> **STATED EXERCISE**:
Extract all lines that hold "OBCOKRAJOWCA" from the records below.

[Figure contents as structured data]
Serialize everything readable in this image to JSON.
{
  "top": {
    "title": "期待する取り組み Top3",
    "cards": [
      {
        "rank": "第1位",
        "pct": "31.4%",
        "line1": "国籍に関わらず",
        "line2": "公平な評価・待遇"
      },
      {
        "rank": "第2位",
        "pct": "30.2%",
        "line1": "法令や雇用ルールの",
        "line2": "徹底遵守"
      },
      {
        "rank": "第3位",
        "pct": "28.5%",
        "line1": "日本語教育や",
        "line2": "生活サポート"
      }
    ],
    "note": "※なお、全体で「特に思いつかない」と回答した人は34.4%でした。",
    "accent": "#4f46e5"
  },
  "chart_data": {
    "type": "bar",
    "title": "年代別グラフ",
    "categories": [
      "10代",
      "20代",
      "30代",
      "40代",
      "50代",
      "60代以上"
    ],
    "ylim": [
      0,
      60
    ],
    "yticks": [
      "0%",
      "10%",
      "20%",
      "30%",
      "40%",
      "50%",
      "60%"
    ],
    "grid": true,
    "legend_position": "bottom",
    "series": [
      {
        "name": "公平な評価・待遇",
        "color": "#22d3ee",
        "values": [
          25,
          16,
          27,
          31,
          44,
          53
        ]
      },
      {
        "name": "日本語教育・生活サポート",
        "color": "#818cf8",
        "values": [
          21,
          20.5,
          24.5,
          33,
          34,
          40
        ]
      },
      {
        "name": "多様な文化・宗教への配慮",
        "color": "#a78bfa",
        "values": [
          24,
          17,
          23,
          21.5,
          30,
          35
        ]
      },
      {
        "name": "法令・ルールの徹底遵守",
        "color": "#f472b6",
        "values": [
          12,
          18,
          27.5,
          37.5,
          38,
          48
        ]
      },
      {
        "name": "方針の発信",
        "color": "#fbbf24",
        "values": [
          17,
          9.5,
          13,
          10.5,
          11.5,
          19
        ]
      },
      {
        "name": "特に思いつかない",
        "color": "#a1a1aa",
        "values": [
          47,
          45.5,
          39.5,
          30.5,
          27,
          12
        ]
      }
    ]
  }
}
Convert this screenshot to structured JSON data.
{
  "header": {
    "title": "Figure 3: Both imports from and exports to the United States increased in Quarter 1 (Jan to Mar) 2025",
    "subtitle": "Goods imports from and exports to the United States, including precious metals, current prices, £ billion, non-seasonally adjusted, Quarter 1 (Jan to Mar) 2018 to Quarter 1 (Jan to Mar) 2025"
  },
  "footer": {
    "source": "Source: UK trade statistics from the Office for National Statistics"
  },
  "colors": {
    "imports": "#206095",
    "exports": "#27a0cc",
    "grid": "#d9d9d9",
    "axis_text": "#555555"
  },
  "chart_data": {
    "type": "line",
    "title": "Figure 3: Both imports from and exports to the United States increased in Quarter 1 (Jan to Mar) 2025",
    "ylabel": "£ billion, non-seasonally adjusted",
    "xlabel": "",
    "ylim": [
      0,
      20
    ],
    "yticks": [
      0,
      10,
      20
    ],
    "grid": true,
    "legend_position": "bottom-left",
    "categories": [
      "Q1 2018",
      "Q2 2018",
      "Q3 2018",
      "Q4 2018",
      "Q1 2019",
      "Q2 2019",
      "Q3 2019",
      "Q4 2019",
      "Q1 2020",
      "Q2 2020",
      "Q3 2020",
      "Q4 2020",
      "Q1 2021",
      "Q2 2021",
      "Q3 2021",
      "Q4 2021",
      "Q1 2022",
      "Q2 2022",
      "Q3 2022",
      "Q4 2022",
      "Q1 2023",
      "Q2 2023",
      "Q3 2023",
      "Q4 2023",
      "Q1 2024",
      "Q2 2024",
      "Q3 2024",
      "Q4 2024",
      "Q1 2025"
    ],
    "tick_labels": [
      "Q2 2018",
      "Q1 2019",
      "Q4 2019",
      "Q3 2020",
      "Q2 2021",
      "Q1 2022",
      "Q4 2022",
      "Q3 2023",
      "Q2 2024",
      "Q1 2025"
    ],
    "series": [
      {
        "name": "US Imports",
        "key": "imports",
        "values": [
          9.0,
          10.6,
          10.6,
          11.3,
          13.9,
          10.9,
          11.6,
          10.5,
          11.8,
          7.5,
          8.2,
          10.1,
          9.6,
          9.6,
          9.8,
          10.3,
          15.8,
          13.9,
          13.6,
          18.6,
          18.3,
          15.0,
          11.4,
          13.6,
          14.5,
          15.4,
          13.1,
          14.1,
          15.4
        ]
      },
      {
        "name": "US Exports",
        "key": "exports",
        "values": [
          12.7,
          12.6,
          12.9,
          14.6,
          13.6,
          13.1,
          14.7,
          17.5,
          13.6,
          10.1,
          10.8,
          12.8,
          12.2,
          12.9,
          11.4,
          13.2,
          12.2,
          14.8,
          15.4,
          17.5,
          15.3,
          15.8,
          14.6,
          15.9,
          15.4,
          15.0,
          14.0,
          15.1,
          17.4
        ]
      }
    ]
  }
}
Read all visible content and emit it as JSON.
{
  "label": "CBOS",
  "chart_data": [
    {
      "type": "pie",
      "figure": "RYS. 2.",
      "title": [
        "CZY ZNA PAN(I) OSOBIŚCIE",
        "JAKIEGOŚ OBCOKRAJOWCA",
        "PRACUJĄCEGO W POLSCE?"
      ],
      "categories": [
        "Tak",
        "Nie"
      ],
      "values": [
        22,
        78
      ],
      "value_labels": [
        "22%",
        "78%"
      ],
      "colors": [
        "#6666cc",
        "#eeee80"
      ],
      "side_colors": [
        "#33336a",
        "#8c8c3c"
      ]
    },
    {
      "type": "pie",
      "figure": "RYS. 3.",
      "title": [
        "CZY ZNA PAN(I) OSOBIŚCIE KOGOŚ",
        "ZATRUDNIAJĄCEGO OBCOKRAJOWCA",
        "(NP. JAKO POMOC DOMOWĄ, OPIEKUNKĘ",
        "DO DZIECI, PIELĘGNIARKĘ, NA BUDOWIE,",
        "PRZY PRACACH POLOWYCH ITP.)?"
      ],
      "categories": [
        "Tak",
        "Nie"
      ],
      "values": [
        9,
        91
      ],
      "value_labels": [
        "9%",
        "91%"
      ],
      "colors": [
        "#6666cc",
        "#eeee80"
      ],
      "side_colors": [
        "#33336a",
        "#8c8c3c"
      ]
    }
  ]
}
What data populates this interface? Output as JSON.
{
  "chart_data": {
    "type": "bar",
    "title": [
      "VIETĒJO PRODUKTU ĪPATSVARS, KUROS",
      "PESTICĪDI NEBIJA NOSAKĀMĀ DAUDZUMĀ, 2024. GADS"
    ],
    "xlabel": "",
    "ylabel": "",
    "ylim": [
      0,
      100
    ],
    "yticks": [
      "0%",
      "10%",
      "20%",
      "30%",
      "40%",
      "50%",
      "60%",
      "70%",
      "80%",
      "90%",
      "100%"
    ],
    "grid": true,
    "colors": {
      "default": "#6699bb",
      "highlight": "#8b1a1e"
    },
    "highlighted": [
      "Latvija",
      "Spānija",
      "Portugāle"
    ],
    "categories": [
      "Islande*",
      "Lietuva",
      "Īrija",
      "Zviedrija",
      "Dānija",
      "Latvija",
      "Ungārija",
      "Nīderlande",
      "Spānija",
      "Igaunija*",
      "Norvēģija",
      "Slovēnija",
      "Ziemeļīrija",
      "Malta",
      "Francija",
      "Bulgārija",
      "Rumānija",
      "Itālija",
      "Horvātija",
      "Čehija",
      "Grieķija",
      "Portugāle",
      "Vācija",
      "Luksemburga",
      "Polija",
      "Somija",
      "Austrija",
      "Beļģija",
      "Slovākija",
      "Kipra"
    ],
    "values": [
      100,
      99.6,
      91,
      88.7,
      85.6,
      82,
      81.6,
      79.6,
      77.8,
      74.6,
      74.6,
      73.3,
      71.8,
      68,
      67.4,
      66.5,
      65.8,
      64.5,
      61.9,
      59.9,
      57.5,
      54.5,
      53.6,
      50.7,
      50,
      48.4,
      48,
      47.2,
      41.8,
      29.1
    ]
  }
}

> **ANSWER**:
        "JAKIEGOŚ OBCOKRAJOWCA",
        "ZATRUDNIAJĄCEGO OBCOKRAJOWCA",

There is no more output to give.